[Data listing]

---------------

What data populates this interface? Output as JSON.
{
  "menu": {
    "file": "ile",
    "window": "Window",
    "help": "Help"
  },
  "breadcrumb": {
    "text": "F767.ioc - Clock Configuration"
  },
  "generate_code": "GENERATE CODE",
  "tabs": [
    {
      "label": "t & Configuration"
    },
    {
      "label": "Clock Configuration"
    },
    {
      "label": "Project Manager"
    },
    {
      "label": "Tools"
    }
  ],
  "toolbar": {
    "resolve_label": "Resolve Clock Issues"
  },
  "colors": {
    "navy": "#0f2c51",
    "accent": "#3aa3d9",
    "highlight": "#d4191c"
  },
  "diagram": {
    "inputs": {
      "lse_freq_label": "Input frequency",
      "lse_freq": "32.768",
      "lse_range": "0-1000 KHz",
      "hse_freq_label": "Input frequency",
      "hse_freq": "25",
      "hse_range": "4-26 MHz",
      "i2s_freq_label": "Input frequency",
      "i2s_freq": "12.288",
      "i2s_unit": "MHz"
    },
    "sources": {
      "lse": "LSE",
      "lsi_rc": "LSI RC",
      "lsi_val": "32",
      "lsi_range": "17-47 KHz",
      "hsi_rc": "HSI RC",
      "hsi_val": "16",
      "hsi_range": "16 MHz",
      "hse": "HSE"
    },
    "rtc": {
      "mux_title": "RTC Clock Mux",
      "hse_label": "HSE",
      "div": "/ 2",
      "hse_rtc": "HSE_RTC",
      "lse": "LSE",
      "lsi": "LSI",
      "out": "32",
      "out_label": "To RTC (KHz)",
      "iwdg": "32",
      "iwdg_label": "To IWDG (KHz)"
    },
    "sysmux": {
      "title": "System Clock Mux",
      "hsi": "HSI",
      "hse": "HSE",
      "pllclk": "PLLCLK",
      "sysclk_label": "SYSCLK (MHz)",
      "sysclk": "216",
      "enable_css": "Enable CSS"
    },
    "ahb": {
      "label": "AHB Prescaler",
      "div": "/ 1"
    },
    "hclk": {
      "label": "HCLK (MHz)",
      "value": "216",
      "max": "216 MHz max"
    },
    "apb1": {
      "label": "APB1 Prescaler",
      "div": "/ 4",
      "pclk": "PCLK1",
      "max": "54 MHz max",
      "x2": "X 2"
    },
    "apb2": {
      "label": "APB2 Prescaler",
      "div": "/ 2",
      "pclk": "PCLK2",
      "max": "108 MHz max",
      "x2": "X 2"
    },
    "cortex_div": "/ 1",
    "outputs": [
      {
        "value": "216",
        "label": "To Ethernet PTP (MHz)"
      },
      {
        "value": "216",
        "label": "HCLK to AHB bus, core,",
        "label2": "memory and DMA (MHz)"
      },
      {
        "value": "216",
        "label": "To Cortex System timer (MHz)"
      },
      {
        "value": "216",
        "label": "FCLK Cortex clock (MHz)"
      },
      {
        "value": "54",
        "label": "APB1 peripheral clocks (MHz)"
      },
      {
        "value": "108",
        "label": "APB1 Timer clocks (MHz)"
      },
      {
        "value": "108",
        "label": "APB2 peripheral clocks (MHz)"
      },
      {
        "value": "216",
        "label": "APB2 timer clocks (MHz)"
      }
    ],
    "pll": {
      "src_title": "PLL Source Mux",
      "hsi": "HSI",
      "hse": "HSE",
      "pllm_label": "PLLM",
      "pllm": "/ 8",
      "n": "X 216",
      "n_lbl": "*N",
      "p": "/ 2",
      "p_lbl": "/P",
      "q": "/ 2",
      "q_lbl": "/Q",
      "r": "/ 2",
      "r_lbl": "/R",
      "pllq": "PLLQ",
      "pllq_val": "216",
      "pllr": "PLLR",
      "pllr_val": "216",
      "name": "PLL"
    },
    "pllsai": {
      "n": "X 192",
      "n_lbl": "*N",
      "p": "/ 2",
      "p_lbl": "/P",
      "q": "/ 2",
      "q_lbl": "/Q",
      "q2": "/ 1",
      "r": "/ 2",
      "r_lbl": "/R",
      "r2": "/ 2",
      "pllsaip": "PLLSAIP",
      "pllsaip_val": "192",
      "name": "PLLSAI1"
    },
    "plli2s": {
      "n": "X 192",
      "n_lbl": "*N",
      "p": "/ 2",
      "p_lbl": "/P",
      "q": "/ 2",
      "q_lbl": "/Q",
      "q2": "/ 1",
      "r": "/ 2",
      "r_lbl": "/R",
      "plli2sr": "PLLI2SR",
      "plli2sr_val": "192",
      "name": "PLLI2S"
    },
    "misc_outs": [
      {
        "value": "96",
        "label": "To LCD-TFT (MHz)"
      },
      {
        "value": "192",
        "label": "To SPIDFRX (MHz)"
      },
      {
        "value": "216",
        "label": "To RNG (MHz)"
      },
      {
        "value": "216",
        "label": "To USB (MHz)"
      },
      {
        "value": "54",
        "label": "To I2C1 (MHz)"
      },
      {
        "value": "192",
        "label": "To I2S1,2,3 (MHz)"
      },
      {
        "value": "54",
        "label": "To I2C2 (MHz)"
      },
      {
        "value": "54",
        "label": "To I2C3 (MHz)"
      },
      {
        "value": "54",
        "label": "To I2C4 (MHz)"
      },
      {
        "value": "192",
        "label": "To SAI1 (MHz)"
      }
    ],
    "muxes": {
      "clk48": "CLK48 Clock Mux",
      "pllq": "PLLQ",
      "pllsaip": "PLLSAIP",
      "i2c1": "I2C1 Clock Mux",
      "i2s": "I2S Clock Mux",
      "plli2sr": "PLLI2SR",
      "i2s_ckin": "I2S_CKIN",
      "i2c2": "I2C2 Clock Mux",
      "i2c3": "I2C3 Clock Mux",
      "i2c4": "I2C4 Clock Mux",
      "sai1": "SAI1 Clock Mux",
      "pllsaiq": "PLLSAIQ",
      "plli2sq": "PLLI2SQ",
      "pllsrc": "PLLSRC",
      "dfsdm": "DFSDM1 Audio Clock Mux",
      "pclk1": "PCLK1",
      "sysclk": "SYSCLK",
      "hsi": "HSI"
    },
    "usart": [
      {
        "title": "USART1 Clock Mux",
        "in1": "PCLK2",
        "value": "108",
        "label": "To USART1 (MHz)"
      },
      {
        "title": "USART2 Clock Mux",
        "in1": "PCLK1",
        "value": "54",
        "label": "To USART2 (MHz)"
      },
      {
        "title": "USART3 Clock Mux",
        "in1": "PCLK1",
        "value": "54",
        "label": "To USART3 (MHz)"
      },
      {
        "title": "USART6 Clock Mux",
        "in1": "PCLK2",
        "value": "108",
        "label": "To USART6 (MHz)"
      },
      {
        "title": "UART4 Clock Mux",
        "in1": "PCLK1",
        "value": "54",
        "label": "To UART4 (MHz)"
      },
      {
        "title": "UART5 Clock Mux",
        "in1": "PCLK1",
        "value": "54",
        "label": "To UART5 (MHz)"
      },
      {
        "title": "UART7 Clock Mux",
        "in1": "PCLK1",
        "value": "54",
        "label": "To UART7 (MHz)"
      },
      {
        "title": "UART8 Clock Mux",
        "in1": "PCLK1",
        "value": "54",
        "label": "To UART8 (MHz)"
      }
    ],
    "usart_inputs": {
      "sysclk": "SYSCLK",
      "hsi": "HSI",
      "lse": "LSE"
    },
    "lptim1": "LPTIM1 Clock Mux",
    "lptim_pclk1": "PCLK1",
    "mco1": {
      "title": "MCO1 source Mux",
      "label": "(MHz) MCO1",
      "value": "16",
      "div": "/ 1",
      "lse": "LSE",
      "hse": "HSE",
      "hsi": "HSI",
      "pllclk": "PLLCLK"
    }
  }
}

---------------

DO THIS: Make an exact copy of every line in the data.

SOLVED EXERCISE:
What data populates this interface? Output as JSON.
{
  "menu": {
    "file": "ile",
    "window": "Window",
    "help": "Help"
  },
  "breadcrumb": {
    "text": "F767.ioc - Clock Configuration"
  },
  "generate_code": "GENERATE CODE",
  "tabs": [
    {
      "label": "t & Configuration"
    },
    {
      "label": "Clock Configuration"
    },
    {
      "label": "Project Manager"
    },
    {
      "label": "Tools"
    }
  ],
  "toolbar": {
    "resolve_label": "Resolve Clock Issues"
  },
  "colors": {
    "navy": "#0f2c51",
    "accent": "#3aa3d9",
    "highlight": "#d4191c"
  },
  "diagram": {
    "inputs": {
      "lse_freq_label": "Input frequency",
      "lse_freq": "32.768",
      "lse_range": "0-1000 KHz",
      "hse_freq_label": "Input frequency",
      "hse_freq": "25",
      "hse_range": "4-26 MHz",
      "i2s_freq_label": "Input frequency",
      "i2s_freq": "12.288",
      "i2s_unit": "MHz"
    },
    "sources": {
      "lse": "LSE",
      "lsi_rc": "LSI RC",
      "lsi_val": "32",
      "lsi_range": "17-47 KHz",
      "hsi_rc": "HSI RC",
      "hsi_val": "16",
      "hsi_range": "16 MHz",
      "hse": "HSE"
    },
    "rtc": {
      "mux_title": "RTC Clock Mux",
      "hse_label": "HSE",
      "div": "/ 2",
      "hse_rtc": "HSE_RTC",
      "lse": "LSE",
      "lsi": "LSI",
      "out": "32",
      "out_label": "To RTC (KHz)",
      "iwdg": "32",
      "iwdg_label": "To IWDG (KHz)"
    },
    "sysmux": {
      "title": "System Clock Mux",
      "hsi": "HSI",
      "hse": "HSE",
      "pllclk": "PLLCLK",
      "sysclk_label": "SYSCLK (MHz)",
      "sysclk": "216",
      "enable_css": "Enable CSS"
    },
    "ahb": {
      "label": "AHB Prescaler",
      "div": "/ 1"
    },
    "hclk": {
      "label": "HCLK (MHz)",
      "value": "216",
      "max": "216 MHz max"
    },
    "apb1": {
      "label": "APB1 Prescaler",
      "div": "/ 4",
      "pclk": "PCLK1",
      "max": "54 MHz max",
      "x2": "X 2"
    },
    "apb2": {
      "label": "APB2 Prescaler",
      "div": "/ 2",
      "pclk": "PCLK2",
      "max": "108 MHz max",
      "x2": "X 2"
    },
    "cortex_div": "/ 1",
    "outputs": [
      {
        "value": "216",
        "label": "To Ethernet PTP (MHz)"
      },
      {
        "value": "216",
        "label": "HCLK to AHB bus, core,",
        "label2": "memory and DMA (MHz)"
      },
      {
        "value": "216",
        "label": "To Cortex System timer (MHz)"
      },
      {
        "value": "216",
        "label": "FCLK Cortex clock (MHz)"
      },
      {
        "value": "54",
        "label": "APB1 peripheral clocks (MHz)"
      },
      {
        "value": "108",
        "label": "APB1 Timer clocks (MHz)"
      },
      {
        "value": "108",
        "label": "APB2 peripheral clocks (MHz)"
      },
      {
        "value": "216",
        "label": "APB2 timer clocks (MHz)"
      }
    ],
    "pll": {
      "src_title": "PLL Source Mux",
      "hsi": "HSI",
      "hse": "HSE",
      "pllm_label": "PLLM",
      "pllm": "/ 8",
      "n": "X 216",
      "n_lbl": "*N",
      "p": "/ 2",
      "p_lbl": "/P",
      "q": "/ 2",
      "q_lbl": "/Q",
      "r": "/ 2",
      "r_lbl": "/R",
      "pllq": "PLLQ",
      "pllq_val": "216",
      "pllr": "PLLR",
      "pllr_val": "216",
      "name": "PLL"
    },
    "pllsai": {
      "n": "X 192",
      "n_lbl": "*N",
      "p": "/ 2",
      "p_lbl": "/P",
      "q": "/ 2",
      "q_lbl": "/Q",
      "q2": "/ 1",
      "r": "/ 2",
      "r_lbl": "/R",
      "r2": "/ 2",
      "pllsaip": "PLLSAIP",
      "pllsaip_val": "192",
      "name": "PLLSAI1"
    },
    "plli2s": {
      "n": "X 192",
      "n_lbl": "*N",
      "p": "/ 2",
      "p_lbl": "/P",
      "q": "/ 2",
      "q_lbl": "/Q",
      "q2": "/ 1",
      "r": "/ 2",
      "r_lbl": "/R",
      "plli2sr": "PLLI2SR",
      "plli2sr_val": "192",
      "name": "PLLI2S"
    },
    "misc_outs": [
      {
        "value": "96",
        "label": "To LCD-TFT (MHz)"
      },
      {
        "value": "192",
        "label": "To SPIDFRX (MHz)"
      },
      {
        "value": "216",
        "label": "To RNG (MHz)"
      },
      {
        "value": "216",
        "label": "To USB (MHz)"
      },
      {
        "value": "54",
        "label": "To I2C1 (MHz)"
      },
      {
        "value": "192",
        "label": "To I2S1,2,3 (MHz)"
      },
      {
        "value": "54",
        "label": "To I2C2 (MHz)"
      },
      {
        "value": "54",
        "label": "To I2C3 (MHz)"
      },
      {
        "value": "54",
        "label": "To I2C4 (MHz)"
      },
      {
        "value": "192",
        "label": "To SAI1 (MHz)"
      }
    ],
    "muxes": {
      "clk48": "CLK48 Clock Mux",
      "pllq": "PLLQ",
      "pllsaip": "PLLSAIP",
      "i2c1": "I2C1 Clock Mux",
      "i2s": "I2S Clock Mux",
      "plli2sr": "PLLI2SR",
      "i2s_ckin": "I2S_CKIN",
      "i2c2": "I2C2 Clock Mux",
      "i2c3": "I2C3 Clock Mux",
      "i2c4": "I2C4 Clock Mux",
      "sai1": "SAI1 Clock Mux",
      "pllsaiq": "PLLSAIQ",
      "plli2sq": "PLLI2SQ",
      "pllsrc": "PLLSRC",
      "dfsdm": "DFSDM1 Audio Clock Mux",
      "pclk1": "PCLK1",
      "sysclk": "SYSCLK",
      "hsi": "HSI"
    },
    "usart": [
      {
        "title": "USART1 Clock Mux",
        "in1": "PCLK2",
        "value": "108",
        "label": "To USART1 (MHz)"
      },
      {
        "title": "USART2 Clock Mux",
        "in1": "PCLK1",
        "value": "54",
        "label": "To USART2 (MHz)"
      },
      {
        "title": "USART3 Clock Mux",
        "in1": "PCLK1",
        "value": "54",
        "label": "To USART3 (MHz)"
      },
      {
        "title": "USART6 Clock Mux",
        "in1": "PCLK2",
        "value": "108",
        "label": "To USART6 (MHz)"
      },
      {
        "title": "UART4 Clock Mux",
        "in1": "PCLK1",
        "value": "54",
        "label": "To UART4 (MHz)"
      },
      {
        "title": "UART5 Clock Mux",
        "in1": "PCLK1",
        "value": "54",
        "label": "To UART5 (MHz)"
      },
      {
        "title": "UART7 Clock Mux",
        "in1": "PCLK1",
        "value": "54",
        "label": "To UART7 (MHz)"
      },
      {
        "title": "UART8 Clock Mux",
        "in1": "PCLK1",
        "value": "54",
        "label": "To UART8 (MHz)"
      }
    ],
    "usart_inputs": {
      "sysclk": "SYSCLK",
      "hsi": "HSI",
      "lse": "LSE"
    },
    "lptim1": "LPTIM1 Clock Mux",
    "lptim_pclk1": "PCLK1",
    "mco1": {
      "title": "MCO1 source Mux",
      "label": "(MHz) MCO1",
      "value": "16",
      "div": "/ 1",
      "lse": "LSE",
      "hse": "HSE",
      "hsi": "HSI",
      "pllclk": "PLLCLK"
    }
  }
}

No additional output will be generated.